■ Exercise prompt: Repeat everything in the material exactly.

■ Entries:
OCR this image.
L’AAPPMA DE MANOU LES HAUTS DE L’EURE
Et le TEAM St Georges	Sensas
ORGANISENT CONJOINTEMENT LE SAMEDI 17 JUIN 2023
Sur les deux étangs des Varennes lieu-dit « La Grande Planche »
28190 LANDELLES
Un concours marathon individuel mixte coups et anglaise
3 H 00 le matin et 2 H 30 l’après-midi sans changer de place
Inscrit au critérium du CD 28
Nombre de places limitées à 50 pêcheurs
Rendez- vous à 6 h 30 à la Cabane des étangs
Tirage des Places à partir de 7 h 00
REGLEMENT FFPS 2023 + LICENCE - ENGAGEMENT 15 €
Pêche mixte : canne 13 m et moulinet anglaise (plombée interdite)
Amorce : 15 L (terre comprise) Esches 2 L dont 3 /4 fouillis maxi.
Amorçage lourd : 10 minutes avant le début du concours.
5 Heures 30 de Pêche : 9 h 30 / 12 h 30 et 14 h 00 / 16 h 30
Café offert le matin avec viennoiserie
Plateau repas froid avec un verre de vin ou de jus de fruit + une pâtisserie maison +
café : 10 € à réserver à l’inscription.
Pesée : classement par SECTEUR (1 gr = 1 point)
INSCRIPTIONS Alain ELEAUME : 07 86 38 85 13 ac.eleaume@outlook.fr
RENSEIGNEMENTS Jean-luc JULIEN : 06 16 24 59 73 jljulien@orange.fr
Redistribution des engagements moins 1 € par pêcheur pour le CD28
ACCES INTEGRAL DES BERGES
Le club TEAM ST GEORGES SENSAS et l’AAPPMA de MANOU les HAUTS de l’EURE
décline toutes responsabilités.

■ Solution:
OCR this image.
L’AAPPMA DE MANOU LES HAUTS DE L’EURE
Et le TEAM St Georges	Sensas
ORGANISENT CONJOINTEMENT LE SAMEDI 17 JUIN 2023
Sur les deux étangs des Varennes lieu-dit « La Grande Planche »
28190 LANDELLES
Un concours marathon individuel mixte coups et anglaise
3 H 00 le matin et 2 H 30 l’après-midi sans changer de place
Inscrit au critérium du CD 28
Nombre de places limitées à 50 pêcheurs
Rendez- vous à 6 h 30 à la Cabane des étangs
Tirage des Places à partir de 7 h 00
REGLEMENT FFPS 2023 + LICENCE - ENGAGEMENT 15 €
Pêche mixte : canne 13 m et moulinet anglaise (plombée interdite)
Amorce : 15 L (terre comprise) Esches 2 L dont 3 /4 fouillis maxi.
Amorçage lourd : 10 minutes avant le début du concours.
5 Heures 30 de Pêche : 9 h 30 / 12 h 30 et 14 h 00 / 16 h 30
Café offert le matin avec viennoiserie
Plateau repas froid avec un verre de vin ou de jus de fruit + une pâtisserie maison +
café : 10 € à réserver à l’inscription.
Pesée : classement par SECTEUR (1 gr = 1 point)
INSCRIPTIONS Alain ELEAUME : 07 86 38 85 13 ac.eleaume@outlook.fr
RENSEIGNEMENTS Jean-luc JULIEN : 06 16 24 59 73 jljulien@orange.fr
Redistribution des engagements moins 1 € par pêcheur pour le CD28
ACCES INTEGRAL DES BERGES
Le club TEAM ST GEORGES SENSAS et l’AAPPMA de MANOU les HAUTS de l’EURE
décline toutes responsabilités.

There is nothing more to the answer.